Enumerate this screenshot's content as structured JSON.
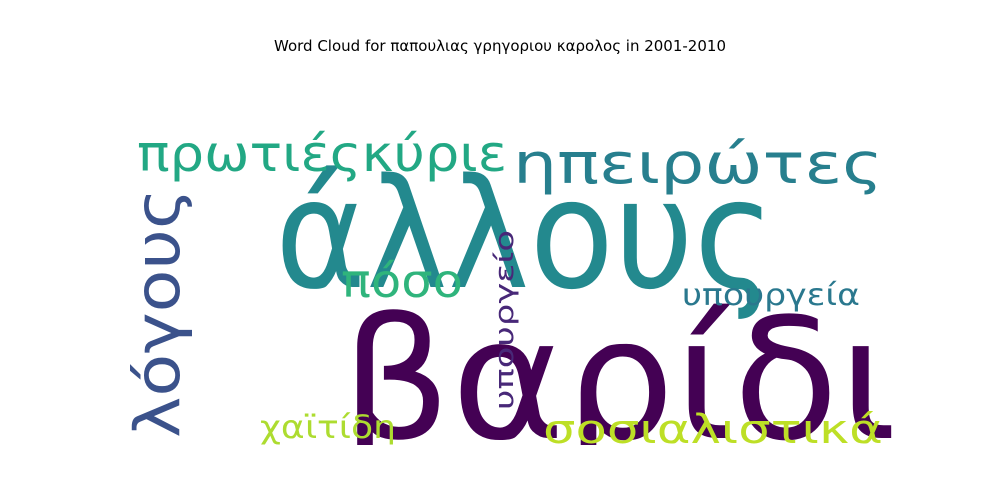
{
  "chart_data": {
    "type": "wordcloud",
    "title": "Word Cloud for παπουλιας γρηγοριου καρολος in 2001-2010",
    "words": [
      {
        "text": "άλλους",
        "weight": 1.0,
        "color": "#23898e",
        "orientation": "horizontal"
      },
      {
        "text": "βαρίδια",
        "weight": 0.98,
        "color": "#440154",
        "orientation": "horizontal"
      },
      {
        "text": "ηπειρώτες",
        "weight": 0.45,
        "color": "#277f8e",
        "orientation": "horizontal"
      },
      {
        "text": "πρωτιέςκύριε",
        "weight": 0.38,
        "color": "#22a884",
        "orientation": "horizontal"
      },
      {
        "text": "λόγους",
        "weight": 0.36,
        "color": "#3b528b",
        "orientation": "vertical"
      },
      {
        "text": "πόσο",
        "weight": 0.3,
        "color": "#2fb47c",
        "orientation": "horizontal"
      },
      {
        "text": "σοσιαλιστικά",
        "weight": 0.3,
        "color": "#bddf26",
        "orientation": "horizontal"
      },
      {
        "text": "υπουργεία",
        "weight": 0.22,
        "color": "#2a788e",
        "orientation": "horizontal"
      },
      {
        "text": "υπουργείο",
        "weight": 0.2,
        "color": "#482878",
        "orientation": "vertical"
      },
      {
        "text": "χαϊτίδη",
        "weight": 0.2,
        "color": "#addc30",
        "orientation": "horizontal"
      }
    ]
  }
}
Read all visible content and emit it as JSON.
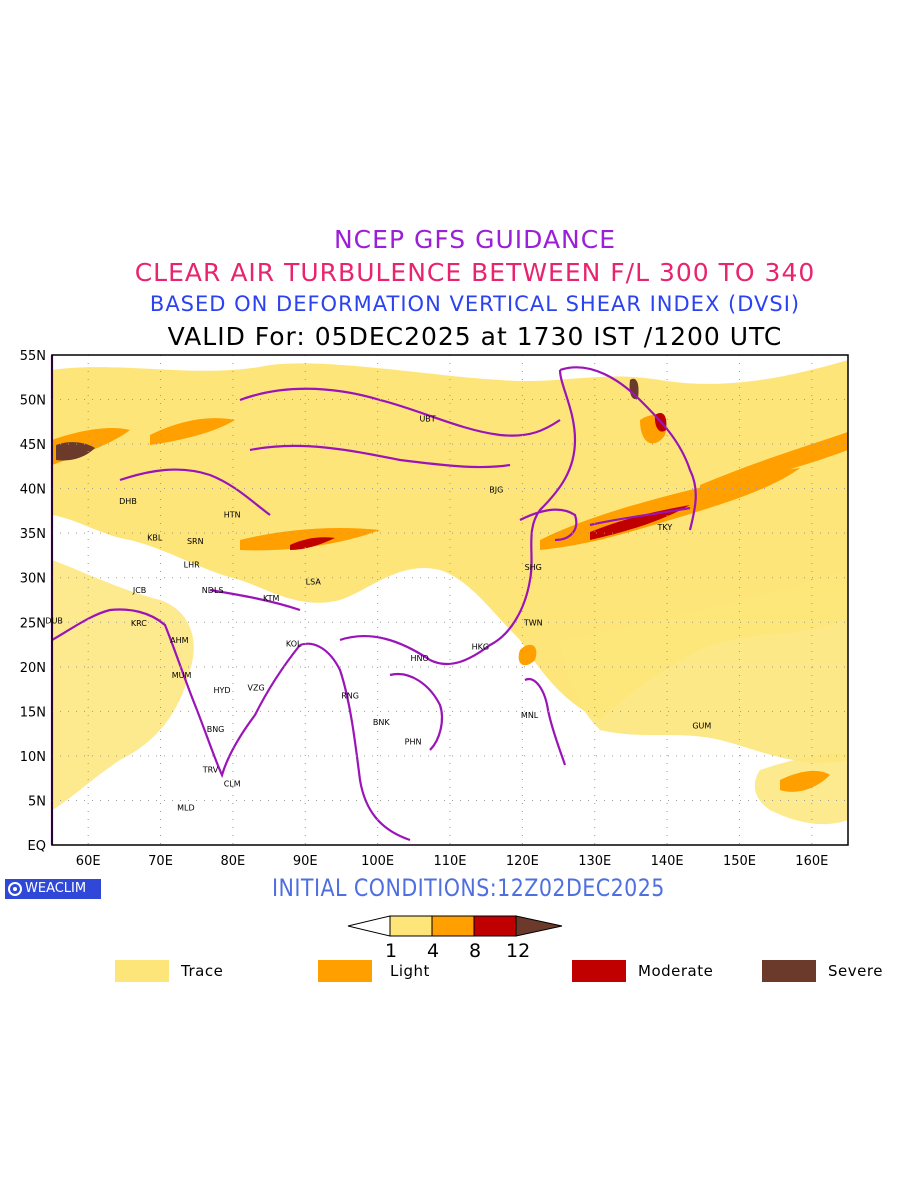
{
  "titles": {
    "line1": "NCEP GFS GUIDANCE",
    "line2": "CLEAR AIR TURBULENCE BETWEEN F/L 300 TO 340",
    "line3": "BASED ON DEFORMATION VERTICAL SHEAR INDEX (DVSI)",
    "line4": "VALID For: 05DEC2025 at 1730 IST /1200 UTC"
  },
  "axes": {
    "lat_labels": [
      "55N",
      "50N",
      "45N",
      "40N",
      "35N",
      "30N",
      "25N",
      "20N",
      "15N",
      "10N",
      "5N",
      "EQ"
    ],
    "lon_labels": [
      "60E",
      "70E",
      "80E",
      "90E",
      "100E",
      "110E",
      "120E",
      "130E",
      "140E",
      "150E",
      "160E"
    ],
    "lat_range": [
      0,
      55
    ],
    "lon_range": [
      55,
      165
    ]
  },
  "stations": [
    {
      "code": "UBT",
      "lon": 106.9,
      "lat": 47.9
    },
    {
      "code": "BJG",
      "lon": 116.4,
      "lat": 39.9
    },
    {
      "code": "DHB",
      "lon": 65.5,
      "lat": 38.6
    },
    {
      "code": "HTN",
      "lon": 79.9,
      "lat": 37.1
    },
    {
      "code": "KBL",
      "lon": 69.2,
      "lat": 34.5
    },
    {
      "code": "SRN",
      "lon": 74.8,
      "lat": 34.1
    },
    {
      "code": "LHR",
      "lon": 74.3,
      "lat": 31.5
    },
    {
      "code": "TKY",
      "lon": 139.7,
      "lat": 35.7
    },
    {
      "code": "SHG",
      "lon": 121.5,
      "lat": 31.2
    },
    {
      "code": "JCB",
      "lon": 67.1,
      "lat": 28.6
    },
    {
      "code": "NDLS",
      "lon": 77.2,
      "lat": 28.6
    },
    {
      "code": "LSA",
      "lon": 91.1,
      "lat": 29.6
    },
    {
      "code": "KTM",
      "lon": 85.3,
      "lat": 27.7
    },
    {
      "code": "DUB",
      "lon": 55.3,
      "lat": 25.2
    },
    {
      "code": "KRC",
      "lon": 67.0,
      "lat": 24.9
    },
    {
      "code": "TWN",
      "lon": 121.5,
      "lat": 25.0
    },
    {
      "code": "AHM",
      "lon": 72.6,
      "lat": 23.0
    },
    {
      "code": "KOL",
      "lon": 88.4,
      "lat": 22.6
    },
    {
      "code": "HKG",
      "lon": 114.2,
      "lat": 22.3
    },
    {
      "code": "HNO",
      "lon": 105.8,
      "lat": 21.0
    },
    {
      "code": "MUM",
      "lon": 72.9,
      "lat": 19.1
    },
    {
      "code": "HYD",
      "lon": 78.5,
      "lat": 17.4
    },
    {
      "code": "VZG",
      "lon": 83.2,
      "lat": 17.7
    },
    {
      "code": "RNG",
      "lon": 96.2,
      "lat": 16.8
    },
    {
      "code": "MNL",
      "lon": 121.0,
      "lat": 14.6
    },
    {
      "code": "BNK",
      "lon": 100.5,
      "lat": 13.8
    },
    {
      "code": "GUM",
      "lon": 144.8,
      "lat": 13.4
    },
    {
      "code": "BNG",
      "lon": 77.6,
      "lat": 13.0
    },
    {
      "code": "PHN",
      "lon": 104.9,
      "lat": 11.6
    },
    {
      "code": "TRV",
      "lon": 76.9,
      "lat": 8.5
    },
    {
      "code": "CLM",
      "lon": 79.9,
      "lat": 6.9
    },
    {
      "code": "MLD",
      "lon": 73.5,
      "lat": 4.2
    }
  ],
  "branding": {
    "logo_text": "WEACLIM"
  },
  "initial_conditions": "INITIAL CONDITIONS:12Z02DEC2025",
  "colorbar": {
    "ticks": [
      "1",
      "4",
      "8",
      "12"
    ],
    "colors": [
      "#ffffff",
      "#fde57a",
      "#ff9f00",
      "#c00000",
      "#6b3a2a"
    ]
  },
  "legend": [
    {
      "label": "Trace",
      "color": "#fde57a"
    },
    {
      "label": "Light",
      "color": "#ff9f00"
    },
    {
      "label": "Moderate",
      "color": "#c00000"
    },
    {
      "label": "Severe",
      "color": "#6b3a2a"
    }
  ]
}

★ ★ ★ ★ ★

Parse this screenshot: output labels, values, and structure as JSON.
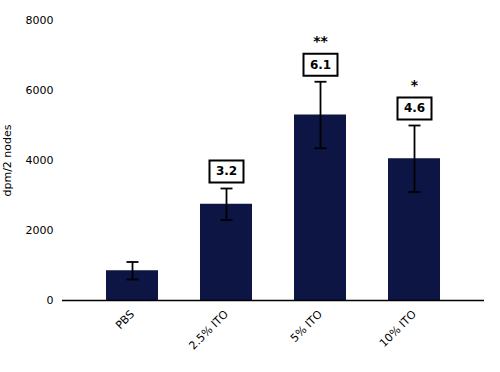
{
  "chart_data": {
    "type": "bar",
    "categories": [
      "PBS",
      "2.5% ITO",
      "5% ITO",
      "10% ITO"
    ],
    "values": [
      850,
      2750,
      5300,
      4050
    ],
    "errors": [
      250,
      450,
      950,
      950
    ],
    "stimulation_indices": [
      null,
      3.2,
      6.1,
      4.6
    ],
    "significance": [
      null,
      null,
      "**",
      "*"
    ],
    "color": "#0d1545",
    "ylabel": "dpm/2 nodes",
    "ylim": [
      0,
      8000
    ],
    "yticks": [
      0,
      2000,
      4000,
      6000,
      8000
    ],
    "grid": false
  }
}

★ ★ ★ ★ ★

### Exercise aim
Return all lines with the word "weight" in them.

### Answer to this task
        "weight": 1.0,
        "weight": 0.98,
        "weight": 0.45,
        "weight": 0.38,
        "weight": 0.36,
        "weight": 0.3,
        "weight": 0.3,
        "weight": 0.22,
        "weight": 0.2,
        "weight": 0.2,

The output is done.